*** Provided records Section Begins ***

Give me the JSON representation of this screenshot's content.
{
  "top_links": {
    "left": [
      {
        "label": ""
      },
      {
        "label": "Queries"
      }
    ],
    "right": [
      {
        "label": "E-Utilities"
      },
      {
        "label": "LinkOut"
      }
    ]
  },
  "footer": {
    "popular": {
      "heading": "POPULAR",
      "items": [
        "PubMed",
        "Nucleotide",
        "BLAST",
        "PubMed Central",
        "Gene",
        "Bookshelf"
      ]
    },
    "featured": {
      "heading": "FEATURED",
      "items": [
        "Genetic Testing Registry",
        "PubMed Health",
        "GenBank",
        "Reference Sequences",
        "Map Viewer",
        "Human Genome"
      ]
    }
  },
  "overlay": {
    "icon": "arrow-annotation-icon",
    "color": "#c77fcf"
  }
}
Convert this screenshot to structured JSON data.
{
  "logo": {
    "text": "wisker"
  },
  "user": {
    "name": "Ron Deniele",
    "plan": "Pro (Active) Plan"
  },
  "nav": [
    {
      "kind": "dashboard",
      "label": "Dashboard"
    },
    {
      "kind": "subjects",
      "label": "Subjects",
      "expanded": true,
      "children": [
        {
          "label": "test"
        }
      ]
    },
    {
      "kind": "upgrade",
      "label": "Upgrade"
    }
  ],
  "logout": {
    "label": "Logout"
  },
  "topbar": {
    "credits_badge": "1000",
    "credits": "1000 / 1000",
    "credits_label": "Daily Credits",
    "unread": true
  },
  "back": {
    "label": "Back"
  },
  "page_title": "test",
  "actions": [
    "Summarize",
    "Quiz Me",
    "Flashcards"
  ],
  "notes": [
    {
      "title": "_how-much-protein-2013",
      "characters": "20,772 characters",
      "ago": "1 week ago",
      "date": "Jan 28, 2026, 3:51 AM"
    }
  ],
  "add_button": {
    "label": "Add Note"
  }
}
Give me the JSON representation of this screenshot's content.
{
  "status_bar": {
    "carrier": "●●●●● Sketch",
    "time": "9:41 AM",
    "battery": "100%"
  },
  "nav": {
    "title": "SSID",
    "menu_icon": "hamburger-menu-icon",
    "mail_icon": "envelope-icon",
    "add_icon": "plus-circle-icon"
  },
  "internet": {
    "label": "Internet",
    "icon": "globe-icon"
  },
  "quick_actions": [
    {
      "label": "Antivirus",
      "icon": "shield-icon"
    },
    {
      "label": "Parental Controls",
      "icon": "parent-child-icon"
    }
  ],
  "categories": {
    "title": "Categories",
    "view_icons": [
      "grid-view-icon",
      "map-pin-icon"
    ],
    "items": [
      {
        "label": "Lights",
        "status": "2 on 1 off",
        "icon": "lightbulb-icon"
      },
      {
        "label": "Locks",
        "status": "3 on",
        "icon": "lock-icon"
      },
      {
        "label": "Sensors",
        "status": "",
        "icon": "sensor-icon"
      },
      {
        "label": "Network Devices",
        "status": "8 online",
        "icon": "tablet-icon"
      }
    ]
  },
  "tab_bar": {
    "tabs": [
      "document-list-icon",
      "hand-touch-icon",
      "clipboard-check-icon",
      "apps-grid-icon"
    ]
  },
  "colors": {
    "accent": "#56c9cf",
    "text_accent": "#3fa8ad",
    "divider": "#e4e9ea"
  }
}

*** Provided records Section Ends ***

• _Exercise details_
Transcribe all of the material above so that it matches the source exactly.

• _Answer area_
Give me the JSON representation of this screenshot's content.
{
  "top_links": {
    "left": [
      {
        "label": ""
      },
      {
        "label": "Queries"
      }
    ],
    "right": [
      {
        "label": "E-Utilities"
      },
      {
        "label": "LinkOut"
      }
    ]
  },
  "footer": {
    "popular": {
      "heading": "POPULAR",
      "items": [
        "PubMed",
        "Nucleotide",
        "BLAST",
        "PubMed Central",
        "Gene",
        "Bookshelf"
      ]
    },
    "featured": {
      "heading": "FEATURED",
      "items": [
        "Genetic Testing Registry",
        "PubMed Health",
        "GenBank",
        "Reference Sequences",
        "Map Viewer",
        "Human Genome"
      ]
    }
  },
  "overlay": {
    "icon": "arrow-annotation-icon",
    "color": "#c77fcf"
  }
}
Convert this screenshot to structured JSON data.
{
  "logo": {
    "text": "wisker"
  },
  "user": {
    "name": "Ron Deniele",
    "plan": "Pro (Active) Plan"
  },
  "nav": [
    {
      "kind": "dashboard",
      "label": "Dashboard"
    },
    {
      "kind": "subjects",
      "label": "Subjects",
      "expanded": true,
      "children": [
        {
          "label": "test"
        }
      ]
    },
    {
      "kind": "upgrade",
      "label": "Upgrade"
    }
  ],
  "logout": {
    "label": "Logout"
  },
  "topbar": {
    "credits_badge": "1000",
    "credits": "1000 / 1000",
    "credits_label": "Daily Credits",
    "unread": true
  },
  "back": {
    "label": "Back"
  },
  "page_title": "test",
  "actions": [
    "Summarize",
    "Quiz Me",
    "Flashcards"
  ],
  "notes": [
    {
      "title": "_how-much-protein-2013",
      "characters": "20,772 characters",
      "ago": "1 week ago",
      "date": "Jan 28, 2026, 3:51 AM"
    }
  ],
  "add_button": {
    "label": "Add Note"
  }
}
Give me the JSON representation of this screenshot's content.
{
  "status_bar": {
    "carrier": "●●●●● Sketch",
    "time": "9:41 AM",
    "battery": "100%"
  },
  "nav": {
    "title": "SSID",
    "menu_icon": "hamburger-menu-icon",
    "mail_icon": "envelope-icon",
    "add_icon": "plus-circle-icon"
  },
  "internet": {
    "label": "Internet",
    "icon": "globe-icon"
  },
  "quick_actions": [
    {
      "label": "Antivirus",
      "icon": "shield-icon"
    },
    {
      "label": "Parental Controls",
      "icon": "parent-child-icon"
    }
  ],
  "categories": {
    "title": "Categories",
    "view_icons": [
      "grid-view-icon",
      "map-pin-icon"
    ],
    "items": [
      {
        "label": "Lights",
        "status": "2 on 1 off",
        "icon": "lightbulb-icon"
      },
      {
        "label": "Locks",
        "status": "3 on",
        "icon": "lock-icon"
      },
      {
        "label": "Sensors",
        "status": "",
        "icon": "sensor-icon"
      },
      {
        "label": "Network Devices",
        "status": "8 online",
        "icon": "tablet-icon"
      }
    ]
  },
  "tab_bar": {
    "tabs": [
      "document-list-icon",
      "hand-touch-icon",
      "clipboard-check-icon",
      "apps-grid-icon"
    ]
  },
  "colors": {
    "accent": "#56c9cf",
    "text_accent": "#3fa8ad",
    "divider": "#e4e9ea"
  }
}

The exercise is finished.